- [Your objective] Find each line holding the word "parts" and give the number of such lines, nothing else.

- [Dataset records]
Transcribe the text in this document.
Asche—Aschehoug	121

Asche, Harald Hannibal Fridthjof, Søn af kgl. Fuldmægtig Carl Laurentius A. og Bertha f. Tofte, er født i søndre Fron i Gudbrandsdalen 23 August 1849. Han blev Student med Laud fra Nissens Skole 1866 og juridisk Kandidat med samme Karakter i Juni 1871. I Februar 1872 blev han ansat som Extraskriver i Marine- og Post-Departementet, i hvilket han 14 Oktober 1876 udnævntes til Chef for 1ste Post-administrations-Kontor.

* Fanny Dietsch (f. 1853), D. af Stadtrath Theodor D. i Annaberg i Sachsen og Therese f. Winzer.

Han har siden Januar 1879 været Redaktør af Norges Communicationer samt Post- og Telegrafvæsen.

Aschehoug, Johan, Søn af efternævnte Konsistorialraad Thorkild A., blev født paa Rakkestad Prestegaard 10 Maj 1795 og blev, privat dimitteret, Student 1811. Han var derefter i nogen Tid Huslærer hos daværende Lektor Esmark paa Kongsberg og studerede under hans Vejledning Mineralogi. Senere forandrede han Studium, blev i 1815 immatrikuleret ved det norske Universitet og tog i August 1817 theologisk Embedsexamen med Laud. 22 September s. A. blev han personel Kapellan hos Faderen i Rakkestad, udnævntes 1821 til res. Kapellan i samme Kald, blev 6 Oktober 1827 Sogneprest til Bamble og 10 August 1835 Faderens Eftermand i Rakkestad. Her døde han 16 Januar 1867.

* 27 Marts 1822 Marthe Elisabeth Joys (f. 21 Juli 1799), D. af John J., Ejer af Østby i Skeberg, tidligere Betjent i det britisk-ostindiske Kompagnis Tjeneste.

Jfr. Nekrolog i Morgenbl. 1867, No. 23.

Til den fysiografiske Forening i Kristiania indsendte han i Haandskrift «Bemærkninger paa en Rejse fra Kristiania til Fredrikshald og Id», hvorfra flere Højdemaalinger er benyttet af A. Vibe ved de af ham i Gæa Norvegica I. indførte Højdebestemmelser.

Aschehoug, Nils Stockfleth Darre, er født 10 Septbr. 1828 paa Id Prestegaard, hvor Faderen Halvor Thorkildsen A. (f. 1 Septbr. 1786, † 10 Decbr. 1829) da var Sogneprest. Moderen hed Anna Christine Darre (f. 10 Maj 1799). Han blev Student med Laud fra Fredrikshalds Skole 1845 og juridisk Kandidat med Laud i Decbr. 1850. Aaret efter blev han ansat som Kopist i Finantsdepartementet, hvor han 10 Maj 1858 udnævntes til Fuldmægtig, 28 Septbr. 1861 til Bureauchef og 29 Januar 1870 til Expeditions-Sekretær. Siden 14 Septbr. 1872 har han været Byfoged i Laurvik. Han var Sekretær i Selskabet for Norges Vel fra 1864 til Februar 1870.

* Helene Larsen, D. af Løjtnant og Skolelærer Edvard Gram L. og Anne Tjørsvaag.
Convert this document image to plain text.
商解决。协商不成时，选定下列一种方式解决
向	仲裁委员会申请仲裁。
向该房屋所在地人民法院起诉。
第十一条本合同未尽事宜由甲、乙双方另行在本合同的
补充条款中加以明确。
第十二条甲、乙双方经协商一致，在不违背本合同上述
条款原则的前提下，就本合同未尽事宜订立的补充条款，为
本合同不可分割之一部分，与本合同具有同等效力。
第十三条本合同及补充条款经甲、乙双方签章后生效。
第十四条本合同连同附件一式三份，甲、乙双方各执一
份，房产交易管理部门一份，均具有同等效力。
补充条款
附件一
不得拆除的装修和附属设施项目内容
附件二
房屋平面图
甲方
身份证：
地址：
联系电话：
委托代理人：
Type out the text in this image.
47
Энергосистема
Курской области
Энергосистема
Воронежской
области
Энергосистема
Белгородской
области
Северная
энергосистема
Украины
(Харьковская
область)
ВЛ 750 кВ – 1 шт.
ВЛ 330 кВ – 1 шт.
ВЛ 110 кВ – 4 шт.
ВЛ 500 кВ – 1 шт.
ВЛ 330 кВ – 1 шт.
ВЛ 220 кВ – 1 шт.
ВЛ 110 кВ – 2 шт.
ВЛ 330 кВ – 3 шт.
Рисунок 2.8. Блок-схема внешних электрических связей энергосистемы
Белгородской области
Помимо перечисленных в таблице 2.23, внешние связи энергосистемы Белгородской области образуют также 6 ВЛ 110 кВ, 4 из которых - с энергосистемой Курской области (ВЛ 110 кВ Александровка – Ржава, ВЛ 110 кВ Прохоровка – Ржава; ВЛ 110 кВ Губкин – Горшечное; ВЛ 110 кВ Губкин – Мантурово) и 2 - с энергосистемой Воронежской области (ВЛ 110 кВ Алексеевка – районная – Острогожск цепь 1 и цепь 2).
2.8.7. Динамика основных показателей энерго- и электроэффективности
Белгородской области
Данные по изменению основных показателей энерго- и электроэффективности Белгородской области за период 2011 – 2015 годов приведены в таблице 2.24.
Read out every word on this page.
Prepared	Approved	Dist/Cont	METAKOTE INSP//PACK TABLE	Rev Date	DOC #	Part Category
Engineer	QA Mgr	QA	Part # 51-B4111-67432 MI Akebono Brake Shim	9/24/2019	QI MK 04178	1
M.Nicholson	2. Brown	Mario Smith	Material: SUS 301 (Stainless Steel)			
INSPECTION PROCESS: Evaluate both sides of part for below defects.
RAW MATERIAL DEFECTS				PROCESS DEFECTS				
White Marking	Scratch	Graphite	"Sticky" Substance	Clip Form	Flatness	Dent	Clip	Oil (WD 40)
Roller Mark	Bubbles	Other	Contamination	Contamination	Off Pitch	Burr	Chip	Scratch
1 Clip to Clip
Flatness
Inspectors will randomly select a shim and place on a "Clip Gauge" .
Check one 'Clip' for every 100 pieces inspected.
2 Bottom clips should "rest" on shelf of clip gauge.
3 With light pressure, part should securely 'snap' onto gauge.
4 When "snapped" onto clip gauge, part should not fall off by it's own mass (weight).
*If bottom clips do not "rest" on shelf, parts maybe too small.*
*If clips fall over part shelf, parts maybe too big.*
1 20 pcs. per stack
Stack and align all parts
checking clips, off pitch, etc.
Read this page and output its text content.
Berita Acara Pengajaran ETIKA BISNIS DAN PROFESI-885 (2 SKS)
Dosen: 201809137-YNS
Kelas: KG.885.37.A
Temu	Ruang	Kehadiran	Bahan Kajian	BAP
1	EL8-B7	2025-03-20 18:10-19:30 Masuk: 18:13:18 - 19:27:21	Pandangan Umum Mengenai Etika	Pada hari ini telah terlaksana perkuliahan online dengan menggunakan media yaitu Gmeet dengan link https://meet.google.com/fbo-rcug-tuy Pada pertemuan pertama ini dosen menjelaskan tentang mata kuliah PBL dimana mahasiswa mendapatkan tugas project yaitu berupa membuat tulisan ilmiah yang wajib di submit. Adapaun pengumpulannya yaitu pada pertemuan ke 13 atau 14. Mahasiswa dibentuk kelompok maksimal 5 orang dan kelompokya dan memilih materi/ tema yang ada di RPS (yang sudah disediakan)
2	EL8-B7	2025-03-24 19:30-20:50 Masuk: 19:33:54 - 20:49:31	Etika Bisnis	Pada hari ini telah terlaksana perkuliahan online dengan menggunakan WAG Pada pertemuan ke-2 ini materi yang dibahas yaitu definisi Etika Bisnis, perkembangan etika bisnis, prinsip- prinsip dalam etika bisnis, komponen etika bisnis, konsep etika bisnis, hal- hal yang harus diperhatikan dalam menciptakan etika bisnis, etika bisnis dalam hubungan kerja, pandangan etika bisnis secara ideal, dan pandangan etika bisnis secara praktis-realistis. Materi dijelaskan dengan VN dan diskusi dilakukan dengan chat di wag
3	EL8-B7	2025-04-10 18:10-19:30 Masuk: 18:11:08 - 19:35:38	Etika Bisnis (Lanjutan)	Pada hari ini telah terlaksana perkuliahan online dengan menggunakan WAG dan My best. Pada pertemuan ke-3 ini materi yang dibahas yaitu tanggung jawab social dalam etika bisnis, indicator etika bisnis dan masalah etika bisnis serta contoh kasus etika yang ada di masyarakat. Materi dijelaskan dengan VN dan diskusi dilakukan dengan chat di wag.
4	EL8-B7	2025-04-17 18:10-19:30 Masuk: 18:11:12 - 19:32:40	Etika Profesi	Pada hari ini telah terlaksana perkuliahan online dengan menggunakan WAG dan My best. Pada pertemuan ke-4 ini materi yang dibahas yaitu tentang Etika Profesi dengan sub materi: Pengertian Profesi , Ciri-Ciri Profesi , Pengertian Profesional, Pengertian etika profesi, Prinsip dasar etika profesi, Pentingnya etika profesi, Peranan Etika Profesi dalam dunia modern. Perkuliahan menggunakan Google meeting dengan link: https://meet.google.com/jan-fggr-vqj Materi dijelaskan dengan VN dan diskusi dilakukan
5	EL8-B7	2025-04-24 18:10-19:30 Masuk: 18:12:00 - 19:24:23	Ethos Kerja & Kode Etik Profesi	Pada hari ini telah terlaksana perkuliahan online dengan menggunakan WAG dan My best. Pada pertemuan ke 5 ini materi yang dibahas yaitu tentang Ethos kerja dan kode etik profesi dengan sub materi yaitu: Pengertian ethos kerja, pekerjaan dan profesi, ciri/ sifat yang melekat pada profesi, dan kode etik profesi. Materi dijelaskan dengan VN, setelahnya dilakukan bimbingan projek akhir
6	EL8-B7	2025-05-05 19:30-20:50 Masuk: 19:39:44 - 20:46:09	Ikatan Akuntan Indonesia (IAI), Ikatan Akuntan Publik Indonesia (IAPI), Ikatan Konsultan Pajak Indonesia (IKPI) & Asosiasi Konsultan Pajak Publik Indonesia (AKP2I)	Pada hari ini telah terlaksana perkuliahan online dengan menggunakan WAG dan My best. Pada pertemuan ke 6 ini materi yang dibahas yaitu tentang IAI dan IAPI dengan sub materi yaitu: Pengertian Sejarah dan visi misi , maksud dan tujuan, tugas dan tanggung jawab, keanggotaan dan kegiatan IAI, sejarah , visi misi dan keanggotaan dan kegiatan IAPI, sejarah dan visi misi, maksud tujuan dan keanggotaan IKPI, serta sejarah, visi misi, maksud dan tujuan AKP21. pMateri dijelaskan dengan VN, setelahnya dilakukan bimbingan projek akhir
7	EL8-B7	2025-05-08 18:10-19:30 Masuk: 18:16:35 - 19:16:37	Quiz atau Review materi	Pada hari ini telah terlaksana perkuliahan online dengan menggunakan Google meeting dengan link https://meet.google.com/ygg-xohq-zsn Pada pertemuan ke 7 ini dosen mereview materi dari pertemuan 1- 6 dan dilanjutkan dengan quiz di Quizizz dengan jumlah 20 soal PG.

- [Exercise output] 3